- **Short task**:
Output every entry exactly, from the first line to the last.

======== Provided entries

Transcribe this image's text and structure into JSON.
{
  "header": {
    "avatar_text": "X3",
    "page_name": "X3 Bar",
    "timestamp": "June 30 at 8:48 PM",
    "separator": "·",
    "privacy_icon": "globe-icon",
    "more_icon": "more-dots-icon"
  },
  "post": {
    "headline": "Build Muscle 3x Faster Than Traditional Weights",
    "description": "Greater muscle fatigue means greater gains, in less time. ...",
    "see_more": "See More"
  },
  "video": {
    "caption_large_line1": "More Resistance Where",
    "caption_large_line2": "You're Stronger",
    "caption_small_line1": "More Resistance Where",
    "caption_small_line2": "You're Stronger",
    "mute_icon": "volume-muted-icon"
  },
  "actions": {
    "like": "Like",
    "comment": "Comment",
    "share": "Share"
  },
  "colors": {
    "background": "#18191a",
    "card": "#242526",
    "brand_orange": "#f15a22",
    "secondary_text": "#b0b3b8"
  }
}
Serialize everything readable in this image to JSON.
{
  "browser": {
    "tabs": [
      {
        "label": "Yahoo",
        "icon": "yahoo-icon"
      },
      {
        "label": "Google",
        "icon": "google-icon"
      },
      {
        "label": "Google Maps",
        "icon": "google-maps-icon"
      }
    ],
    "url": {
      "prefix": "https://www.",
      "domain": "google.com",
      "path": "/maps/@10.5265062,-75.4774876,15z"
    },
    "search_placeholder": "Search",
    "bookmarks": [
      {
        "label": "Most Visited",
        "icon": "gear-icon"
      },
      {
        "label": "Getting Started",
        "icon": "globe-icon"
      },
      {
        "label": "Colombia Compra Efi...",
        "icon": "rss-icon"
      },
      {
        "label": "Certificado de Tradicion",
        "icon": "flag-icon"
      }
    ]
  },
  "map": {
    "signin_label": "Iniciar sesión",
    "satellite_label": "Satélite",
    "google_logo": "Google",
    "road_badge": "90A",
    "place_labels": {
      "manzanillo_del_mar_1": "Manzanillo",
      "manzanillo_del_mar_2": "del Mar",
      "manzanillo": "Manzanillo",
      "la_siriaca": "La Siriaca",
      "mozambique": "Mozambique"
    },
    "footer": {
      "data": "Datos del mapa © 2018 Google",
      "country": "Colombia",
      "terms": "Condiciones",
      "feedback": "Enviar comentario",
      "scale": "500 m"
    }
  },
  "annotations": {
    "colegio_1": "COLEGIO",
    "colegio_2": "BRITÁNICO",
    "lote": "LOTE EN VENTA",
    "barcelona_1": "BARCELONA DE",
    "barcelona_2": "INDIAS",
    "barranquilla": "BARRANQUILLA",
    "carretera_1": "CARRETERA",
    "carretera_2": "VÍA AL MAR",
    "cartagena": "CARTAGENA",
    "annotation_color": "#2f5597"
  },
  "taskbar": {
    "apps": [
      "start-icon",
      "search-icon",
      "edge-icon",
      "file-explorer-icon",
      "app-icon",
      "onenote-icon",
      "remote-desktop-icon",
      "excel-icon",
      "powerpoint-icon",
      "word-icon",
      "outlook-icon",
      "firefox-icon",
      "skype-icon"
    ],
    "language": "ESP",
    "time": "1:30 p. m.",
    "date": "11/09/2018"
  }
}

================

- **Task solution**:
Transcribe this image's text and structure into JSON.
{
  "header": {
    "avatar_text": "X3",
    "page_name": "X3 Bar",
    "timestamp": "June 30 at 8:48 PM",
    "separator": "·",
    "privacy_icon": "globe-icon",
    "more_icon": "more-dots-icon"
  },
  "post": {
    "headline": "Build Muscle 3x Faster Than Traditional Weights",
    "description": "Greater muscle fatigue means greater gains, in less time. ...",
    "see_more": "See More"
  },
  "video": {
    "caption_large_line1": "More Resistance Where",
    "caption_large_line2": "You're Stronger",
    "caption_small_line1": "More Resistance Where",
    "caption_small_line2": "You're Stronger",
    "mute_icon": "volume-muted-icon"
  },
  "actions": {
    "like": "Like",
    "comment": "Comment",
    "share": "Share"
  },
  "colors": {
    "background": "#18191a",
    "card": "#242526",
    "brand_orange": "#f15a22",
    "secondary_text": "#b0b3b8"
  }
}
Serialize everything readable in this image to JSON.
{
  "browser": {
    "tabs": [
      {
        "label": "Yahoo",
        "icon": "yahoo-icon"
      },
      {
        "label": "Google",
        "icon": "google-icon"
      },
      {
        "label": "Google Maps",
        "icon": "google-maps-icon"
      }
    ],
    "url": {
      "prefix": "https://www.",
      "domain": "google.com",
      "path": "/maps/@10.5265062,-75.4774876,15z"
    },
    "search_placeholder": "Search",
    "bookmarks": [
      {
        "label": "Most Visited",
        "icon": "gear-icon"
      },
      {
        "label": "Getting Started",
        "icon": "globe-icon"
      },
      {
        "label": "Colombia Compra Efi...",
        "icon": "rss-icon"
      },
      {
        "label": "Certificado de Tradicion",
        "icon": "flag-icon"
      }
    ]
  },
  "map": {
    "signin_label": "Iniciar sesión",
    "satellite_label": "Satélite",
    "google_logo": "Google",
    "road_badge": "90A",
    "place_labels": {
      "manzanillo_del_mar_1": "Manzanillo",
      "manzanillo_del_mar_2": "del Mar",
      "manzanillo": "Manzanillo",
      "la_siriaca": "La Siriaca",
      "mozambique": "Mozambique"
    },
    "footer": {
      "data": "Datos del mapa © 2018 Google",
      "country": "Colombia",
      "terms": "Condiciones",
      "feedback": "Enviar comentario",
      "scale": "500 m"
    }
  },
  "annotations": {
    "colegio_1": "COLEGIO",
    "colegio_2": "BRITÁNICO",
    "lote": "LOTE EN VENTA",
    "barcelona_1": "BARCELONA DE",
    "barcelona_2": "INDIAS",
    "barranquilla": "BARRANQUILLA",
    "carretera_1": "CARRETERA",
    "carretera_2": "VÍA AL MAR",
    "cartagena": "CARTAGENA",
    "annotation_color": "#2f5597"
  },
  "taskbar": {
    "apps": [
      "start-icon",
      "search-icon",
      "edge-icon",
      "file-explorer-icon",
      "app-icon",
      "onenote-icon",
      "remote-desktop-icon",
      "excel-icon",
      "powerpoint-icon",
      "word-icon",
      "outlook-icon",
      "firefox-icon",
      "skype-icon"
    ],
    "language": "ESP",
    "time": "1:30 p. m.",
    "date": "11/09/2018"
  }
}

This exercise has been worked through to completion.